* To be done:
Every record must be transcribed in its entirety, apart from the images, which are to be omitted.

** Begin **

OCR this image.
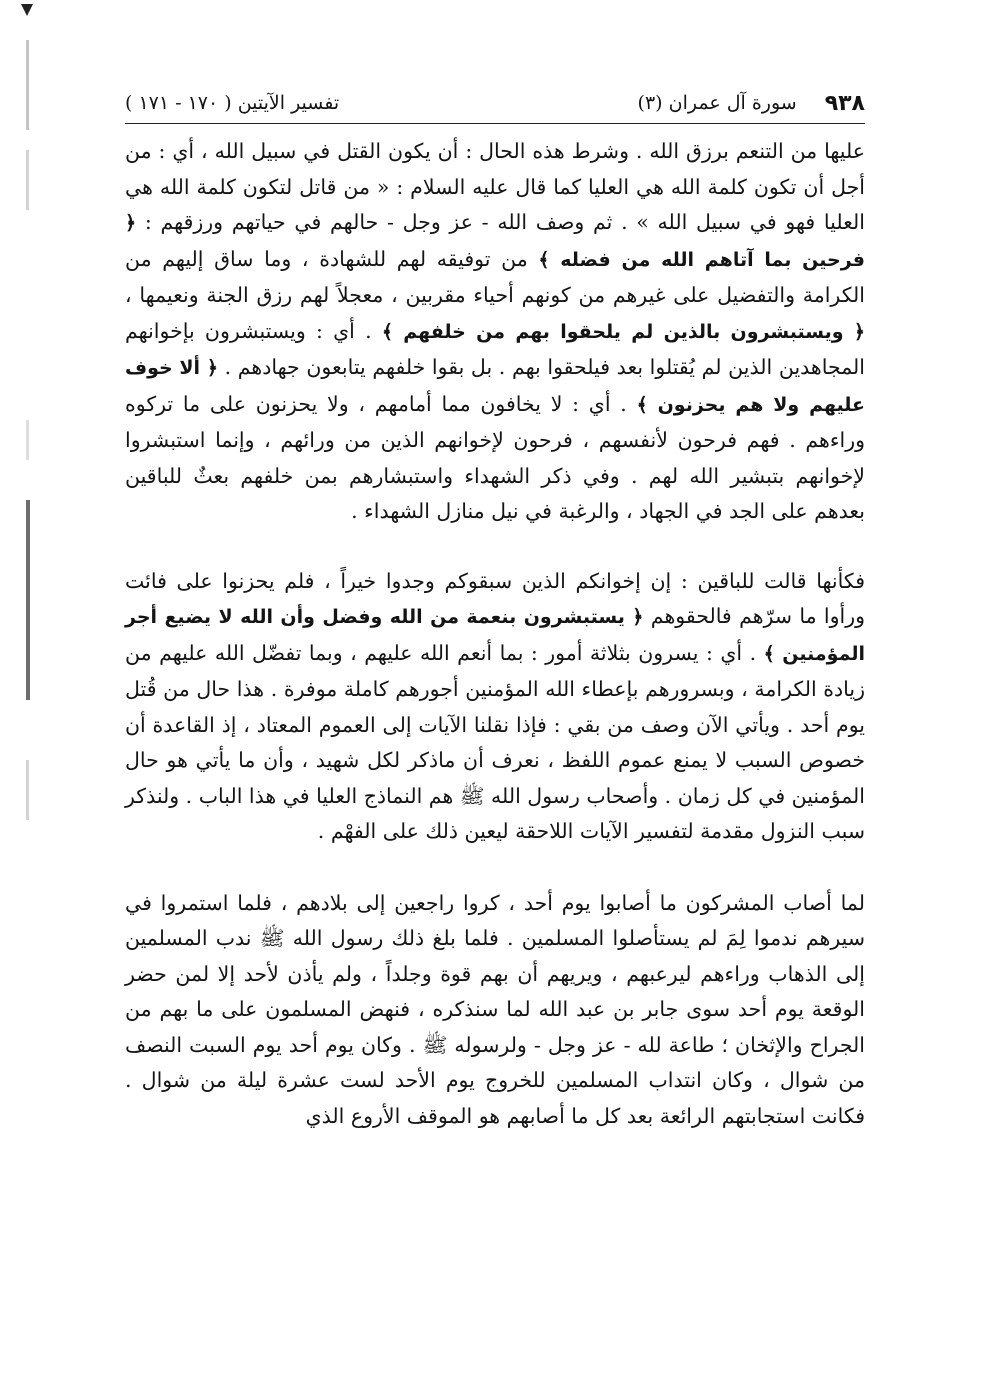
٩٣٨
(٣) سورة آل عمران
تفسير الآيتين ( ١٧٠ - ١٧١ )

عليها من التنعم برزق الله . وشرط هذه الحال : أن يكون القتل في سبيل الله ، أي : من أجل أن تكون كلمة الله هي العليا كما قال عليه السلام : « من قاتل لتكون كلمة الله هي العليا فهو في سبيل الله » . ثم وصف الله - عز وجل - حالهم في حياتهم ورزقهم : ﴿ فرحين بما آتاهم الله من فضله ﴾ من توفيقه لهم للشهادة ، وما ساق إليهم من الكرامة والتفضيل على غيرهم من كونهم أحياء مقربين ، معجلاً لهم رزق الجنة ونعيمها ، ﴿ ويستبشرون بالذين لم يلحقوا بهم من خلفهم ﴾ . أي : ويستبشرون بإخوانهم المجاهدين الذين لم يُقتلوا بعد فيلحقوا بهم . بل بقوا خلفهم يتابعون جهادهم . ﴿ ألا خوف عليهم ولا هم يحزنون ﴾ . أي : لا يخافون مما أمامهم ، ولا يحزنون على ما تركوه وراءهم . فهم فرحون لأنفسهم ، فرحون لإخوانهم الذين من ورائهم ، وإنما استبشروا لإخوانهم بتبشير الله لهم . وفي ذكر الشهداء واستبشارهم بمن خلفهم بعثٌ للباقين بعدهم على الجد في الجهاد ، والرغبة في نيل منازل الشهداء .

فكأنها قالت للباقين : إن إخوانكم الذين سبقوكم وجدوا خيراً ، فلم يحزنوا على فائت ورأوا ما سرّهم فالحقوهم ﴿ يستبشرون بنعمة من الله وفضل وأن الله لا يضيع أجر المؤمنين ﴾ . أي : يسرون بثلاثة أمور : بما أنعم الله عليهم ، وبما تفضّل الله عليهم من زيادة الكرامة ، وبسرورهم بإعطاء الله المؤمنين أجورهم كاملة موفرة . هذا حال من قُتل يوم أحد . ويأتي الآن وصف من بقي : فإذا نقلنا الآيات إلى العموم المعتاد ، إذ القاعدة أن خصوص السبب لا يمنع عموم اللفظ ، نعرف أن ماذكر لكل شهيد ، وأن ما يأتي هو حال المؤمنين في كل زمان . وأصحاب رسول الله ﷺ هم النماذج العليا في هذا الباب . ولنذكر سبب النزول مقدمة لتفسير الآيات اللاحقة ليعين ذلك على الفهْم .

لما أصاب المشركون ما أصابوا يوم أحد ، كروا راجعين إلى بلادهم ، فلما استمروا في سيرهم ندموا لِمَ لم يستأصلوا المسلمين . فلما بلغ ذلك رسول الله ﷺ ندب المسلمين إلى الذهاب وراءهم ليرعبهم ، ويريهم أن بهم قوة وجلداً ، ولم يأذن لأحد إلا لمن حضر الوقعة يوم أحد سوى جابر بن عبد الله لما سنذكره ، فنهض المسلمون على ما بهم من الجراح والإثخان ؛ طاعة لله - عز وجل - ولرسوله ﷺ . وكان يوم أحد يوم السبت النصف من شوال ، وكان انتداب المسلمين للخروج يوم الأحد لست عشرة ليلة من شوال . فكانت استجابتهم الرائعة بعد كل ما أصابهم هو الموقف الأروع الذي
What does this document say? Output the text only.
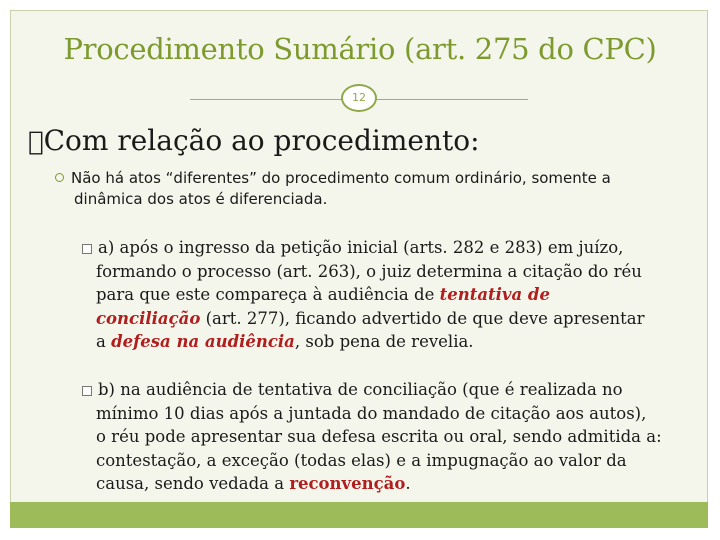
Procedimento Sumário (art. 275 do CPC)
12
Com relação ao procedimento:
Não há atos “diferentes” do procedimento comum ordinário, somente a
dinâmica dos atos é diferenciada.
a) após o ingresso da petição inicial (arts. 282 e 283) em juízo,
formando o processo (art. 263), o juiz determina a citação do réu
para que este compareça à audiência de tentativa de
conciliação (art. 277), ficando advertido de que deve apresentar
a defesa na audiência, sob pena de revelia.
b) na audiência de tentativa de conciliação (que é realizada no
mínimo 10 dias após a juntada do mandado de citação aos autos),
o réu pode apresentar sua defesa escrita ou oral, sendo admitida a:
contestação, a exceção (todas elas) e a impugnação ao valor da
causa, sendo vedada a reconvenção.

** End **

* Complete answer:
OCR this image.
٩٣٨
(٣) سورة آل عمران
تفسير الآيتين ( ١٧٠ - ١٧١ )

عليها من التنعم برزق الله . وشرط هذه الحال : أن يكون القتل في سبيل الله ، أي : من أجل أن تكون كلمة الله هي العليا كما قال عليه السلام : « من قاتل لتكون كلمة الله هي العليا فهو في سبيل الله » . ثم وصف الله - عز وجل - حالهم في حياتهم ورزقهم : ﴿ فرحين بما آتاهم الله من فضله ﴾ من توفيقه لهم للشهادة ، وما ساق إليهم من الكرامة والتفضيل على غيرهم من كونهم أحياء مقربين ، معجلاً لهم رزق الجنة ونعيمها ، ﴿ ويستبشرون بالذين لم يلحقوا بهم من خلفهم ﴾ . أي : ويستبشرون بإخوانهم المجاهدين الذين لم يُقتلوا بعد فيلحقوا بهم . بل بقوا خلفهم يتابعون جهادهم . ﴿ ألا خوف عليهم ولا هم يحزنون ﴾ . أي : لا يخافون مما أمامهم ، ولا يحزنون على ما تركوه وراءهم . فهم فرحون لأنفسهم ، فرحون لإخوانهم الذين من ورائهم ، وإنما استبشروا لإخوانهم بتبشير الله لهم . وفي ذكر الشهداء واستبشارهم بمن خلفهم بعثٌ للباقين بعدهم على الجد في الجهاد ، والرغبة في نيل منازل الشهداء .

فكأنها قالت للباقين : إن إخوانكم الذين سبقوكم وجدوا خيراً ، فلم يحزنوا على فائت ورأوا ما سرّهم فالحقوهم ﴿ يستبشرون بنعمة من الله وفضل وأن الله لا يضيع أجر المؤمنين ﴾ . أي : يسرون بثلاثة أمور : بما أنعم الله عليهم ، وبما تفضّل الله عليهم من زيادة الكرامة ، وبسرورهم بإعطاء الله المؤمنين أجورهم كاملة موفرة . هذا حال من قُتل يوم أحد . ويأتي الآن وصف من بقي : فإذا نقلنا الآيات إلى العموم المعتاد ، إذ القاعدة أن خصوص السبب لا يمنع عموم اللفظ ، نعرف أن ماذكر لكل شهيد ، وأن ما يأتي هو حال المؤمنين في كل زمان . وأصحاب رسول الله ﷺ هم النماذج العليا في هذا الباب . ولنذكر سبب النزول مقدمة لتفسير الآيات اللاحقة ليعين ذلك على الفهْم .

لما أصاب المشركون ما أصابوا يوم أحد ، كروا راجعين إلى بلادهم ، فلما استمروا في سيرهم ندموا لِمَ لم يستأصلوا المسلمين . فلما بلغ ذلك رسول الله ﷺ ندب المسلمين إلى الذهاب وراءهم ليرعبهم ، ويريهم أن بهم قوة وجلداً ، ولم يأذن لأحد إلا لمن حضر الوقعة يوم أحد سوى جابر بن عبد الله لما سنذكره ، فنهض المسلمون على ما بهم من الجراح والإثخان ؛ طاعة لله - عز وجل - ولرسوله ﷺ . وكان يوم أحد يوم السبت النصف من شوال ، وكان انتداب المسلمين للخروج يوم الأحد لست عشرة ليلة من شوال . فكانت استجابتهم الرائعة بعد كل ما أصابهم هو الموقف الأروع الذي
What does this document say? Output the text only.
Procedimento Sumário (art. 275 do CPC)
12
Com relação ao procedimento:
Não há atos “diferentes” do procedimento comum ordinário, somente a
dinâmica dos atos é diferenciada.
a) após o ingresso da petição inicial (arts. 282 e 283) em juízo,
formando o processo (art. 263), o juiz determina a citação do réu
para que este compareça à audiência de tentativa de
conciliação (art. 277), ficando advertido de que deve apresentar
a defesa na audiência, sob pena de revelia.
b) na audiência de tentativa de conciliação (que é realizada no
mínimo 10 dias após a juntada do mandado de citação aos autos),
o réu pode apresentar sua defesa escrita ou oral, sendo admitida a:
contestação, a exceção (todas elas) e a impugnação ao valor da
causa, sendo vedada a reconvenção.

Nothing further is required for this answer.